**Task requirements:** Continue the piece on physical game add-ons for iPads and iPhones from the point where it stops.

Now, innovative manufacturers are also developing physical products that work in tandem with these devices to create gaming play options for the whole family. According to market research firm IHS iSuppli, shipments of tablets will rise to 262.1 million units in 2015, up from 17.4 million in 2010. Smartphone shipments are projected to increase to more than 1 billion units in 2015, up from 294.3 million in 2010, according to the firm. Other research suggests that up to 85 percent of families who are buying tablet devices are fully intending for those devices to be used as part of the family entertainment experience.
Identity Games, a Netherlands-based game manufacturer, has created the Game-Changer, a game board where the iPad slides into a sleeve and uses the tablet as a tool for a multi-player, multi-touch game experience. Scoring, asking questions, and advancing gameplay are all managed by the iPad device. The first products will hit market in the U.S. in November, with additional Game-Changer sleeves available for supplementing game libraries next year.
Discovery Bay Games has developed a series of games that overlay gameplay to the tablet experience. These products will be launched nationally this month. Duo Plink is a new way for people to connect with a game device that creates a multi-touch, multi-player gaming experience. The Duo Plink device fits over the iPad, provides the questions, and keeps score.
New Options for the iPhone
The iPhone has spawned a wide variety of gaming options and is a portable distraction tool for all ages for those idle moments in-between activities. Multiple manufacturers are creating new physical devices to connect players in new ways to their favorite device.
Discovery Toys designed a simple Pinball Magic device that converts your iPhone or iPod Touch into a miniature pinball machine, and the company’s iCade transforms these devices into an arcade gameplay experience, allowing players to play their favorite classic Atari games, complete with a joystick.

(Dataset items)
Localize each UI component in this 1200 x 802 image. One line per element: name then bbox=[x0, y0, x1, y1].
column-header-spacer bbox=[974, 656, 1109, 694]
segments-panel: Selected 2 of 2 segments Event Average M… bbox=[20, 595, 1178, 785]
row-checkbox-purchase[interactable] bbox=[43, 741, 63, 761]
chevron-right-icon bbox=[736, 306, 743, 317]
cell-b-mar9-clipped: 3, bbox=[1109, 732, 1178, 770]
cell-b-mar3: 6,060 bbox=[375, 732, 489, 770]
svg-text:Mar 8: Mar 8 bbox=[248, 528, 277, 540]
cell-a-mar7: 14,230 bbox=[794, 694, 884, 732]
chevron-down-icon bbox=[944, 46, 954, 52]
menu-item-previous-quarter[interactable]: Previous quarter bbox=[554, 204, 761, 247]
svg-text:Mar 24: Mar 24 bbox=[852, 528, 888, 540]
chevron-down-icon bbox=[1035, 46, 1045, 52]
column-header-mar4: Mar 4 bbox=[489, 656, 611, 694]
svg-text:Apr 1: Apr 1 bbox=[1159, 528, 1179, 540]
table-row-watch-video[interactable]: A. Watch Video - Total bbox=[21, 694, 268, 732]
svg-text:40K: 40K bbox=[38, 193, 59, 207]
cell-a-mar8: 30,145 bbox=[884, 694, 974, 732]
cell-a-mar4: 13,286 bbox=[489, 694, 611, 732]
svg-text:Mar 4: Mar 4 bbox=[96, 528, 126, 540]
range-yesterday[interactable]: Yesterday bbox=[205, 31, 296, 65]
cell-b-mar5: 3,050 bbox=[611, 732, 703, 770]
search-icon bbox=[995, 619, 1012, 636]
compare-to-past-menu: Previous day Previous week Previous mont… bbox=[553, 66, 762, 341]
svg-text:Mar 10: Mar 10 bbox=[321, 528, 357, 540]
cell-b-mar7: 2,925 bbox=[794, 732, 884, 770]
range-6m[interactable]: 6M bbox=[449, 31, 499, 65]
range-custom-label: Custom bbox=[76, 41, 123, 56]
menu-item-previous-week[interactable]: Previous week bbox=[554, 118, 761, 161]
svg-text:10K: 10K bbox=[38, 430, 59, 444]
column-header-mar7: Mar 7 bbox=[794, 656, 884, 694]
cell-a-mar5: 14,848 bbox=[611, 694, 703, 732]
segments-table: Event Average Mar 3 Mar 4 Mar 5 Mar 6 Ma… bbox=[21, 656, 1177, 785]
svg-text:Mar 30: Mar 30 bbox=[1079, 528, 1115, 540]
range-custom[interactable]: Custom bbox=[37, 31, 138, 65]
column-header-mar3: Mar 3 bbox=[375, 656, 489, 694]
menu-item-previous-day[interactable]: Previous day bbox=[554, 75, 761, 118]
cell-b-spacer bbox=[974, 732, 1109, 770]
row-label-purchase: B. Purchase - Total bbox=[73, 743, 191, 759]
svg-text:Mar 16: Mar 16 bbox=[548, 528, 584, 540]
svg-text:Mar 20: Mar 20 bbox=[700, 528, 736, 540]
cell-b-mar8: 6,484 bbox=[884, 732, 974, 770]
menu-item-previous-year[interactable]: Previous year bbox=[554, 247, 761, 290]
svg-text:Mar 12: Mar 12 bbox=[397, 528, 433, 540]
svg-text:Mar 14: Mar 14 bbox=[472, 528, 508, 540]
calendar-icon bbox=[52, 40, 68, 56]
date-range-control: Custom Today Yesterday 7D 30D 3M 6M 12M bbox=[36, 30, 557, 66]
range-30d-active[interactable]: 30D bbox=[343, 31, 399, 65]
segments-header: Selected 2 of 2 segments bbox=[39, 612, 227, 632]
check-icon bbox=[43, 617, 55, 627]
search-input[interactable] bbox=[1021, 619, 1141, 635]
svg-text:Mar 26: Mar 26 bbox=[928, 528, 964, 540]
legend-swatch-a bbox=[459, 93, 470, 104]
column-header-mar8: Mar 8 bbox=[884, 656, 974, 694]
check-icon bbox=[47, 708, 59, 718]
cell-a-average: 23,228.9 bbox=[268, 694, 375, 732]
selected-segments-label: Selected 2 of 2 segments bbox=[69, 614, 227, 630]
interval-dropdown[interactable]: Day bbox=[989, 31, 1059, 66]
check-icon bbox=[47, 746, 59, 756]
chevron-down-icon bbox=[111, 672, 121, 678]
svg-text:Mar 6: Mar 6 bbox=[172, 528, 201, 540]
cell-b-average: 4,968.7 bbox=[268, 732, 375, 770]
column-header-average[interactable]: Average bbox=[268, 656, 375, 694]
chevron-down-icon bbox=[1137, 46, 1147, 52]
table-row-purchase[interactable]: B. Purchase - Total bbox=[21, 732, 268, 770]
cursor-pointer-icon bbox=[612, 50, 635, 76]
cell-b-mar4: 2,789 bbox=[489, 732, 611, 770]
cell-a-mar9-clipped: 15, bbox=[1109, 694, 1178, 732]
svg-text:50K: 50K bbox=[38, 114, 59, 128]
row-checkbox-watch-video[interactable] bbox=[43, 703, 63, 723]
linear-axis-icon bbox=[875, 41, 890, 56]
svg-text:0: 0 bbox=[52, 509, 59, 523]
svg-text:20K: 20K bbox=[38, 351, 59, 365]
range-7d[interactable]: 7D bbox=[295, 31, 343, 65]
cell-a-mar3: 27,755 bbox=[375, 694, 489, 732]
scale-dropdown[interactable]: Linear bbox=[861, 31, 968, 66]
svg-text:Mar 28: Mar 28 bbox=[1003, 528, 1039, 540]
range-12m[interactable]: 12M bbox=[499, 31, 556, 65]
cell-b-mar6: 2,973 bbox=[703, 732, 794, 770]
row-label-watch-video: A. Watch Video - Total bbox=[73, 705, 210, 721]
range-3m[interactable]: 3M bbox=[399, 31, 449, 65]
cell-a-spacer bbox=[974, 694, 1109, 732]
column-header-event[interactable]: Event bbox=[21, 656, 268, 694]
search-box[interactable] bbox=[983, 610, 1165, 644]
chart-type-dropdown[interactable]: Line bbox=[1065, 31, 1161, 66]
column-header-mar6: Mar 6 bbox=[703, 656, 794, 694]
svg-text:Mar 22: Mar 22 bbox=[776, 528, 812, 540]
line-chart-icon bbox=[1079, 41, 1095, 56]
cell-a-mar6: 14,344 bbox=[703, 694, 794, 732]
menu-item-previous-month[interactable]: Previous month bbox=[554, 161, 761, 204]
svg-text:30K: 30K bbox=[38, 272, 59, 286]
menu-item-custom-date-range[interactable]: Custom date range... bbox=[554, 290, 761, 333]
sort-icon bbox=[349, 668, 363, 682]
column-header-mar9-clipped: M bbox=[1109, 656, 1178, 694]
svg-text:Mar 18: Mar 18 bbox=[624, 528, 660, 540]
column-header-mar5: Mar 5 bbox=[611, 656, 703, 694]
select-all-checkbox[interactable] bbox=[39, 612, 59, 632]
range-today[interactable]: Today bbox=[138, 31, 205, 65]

**Output below:**
Even the youngest consumers are experiencing play options with the iPhone while busy parents are on the go. The “pass-back effect” is often used to quiet or distract a baby with an iPhone for a few minutes at a time, when busy parents and caregivers are running errands or driving the car.
Fisher-Price recognized the concern of handing an expensive device to a toddler, and introduced the Laugh ’n Learn Apptivity Case, which is designed to encase the iPhone, locking it into place with an easy-to-grasp handheld rattle device. Now babies and toddlers can play with apps, watch videos or talk to grandparents while parents conduct their business.
With these new overlay products tied to smartphones and tablet devices, retailers have a variety of options available to expand their family and children’s technology offerings. As more manufacturers build alliances with technology providers, and as penetration of tablets, smartphones, and other multitasking devices increases the family technology toolbox, retailers need to think ahead about how to incorporate these products into the current in-store or online product mix. This may pose a challenge for some retailers and a growing opportunity for others. Expect this segment of the business to grow exponentially in 2012, as more manufacturers take advantage of the mobile consumer and their technology-hungry families.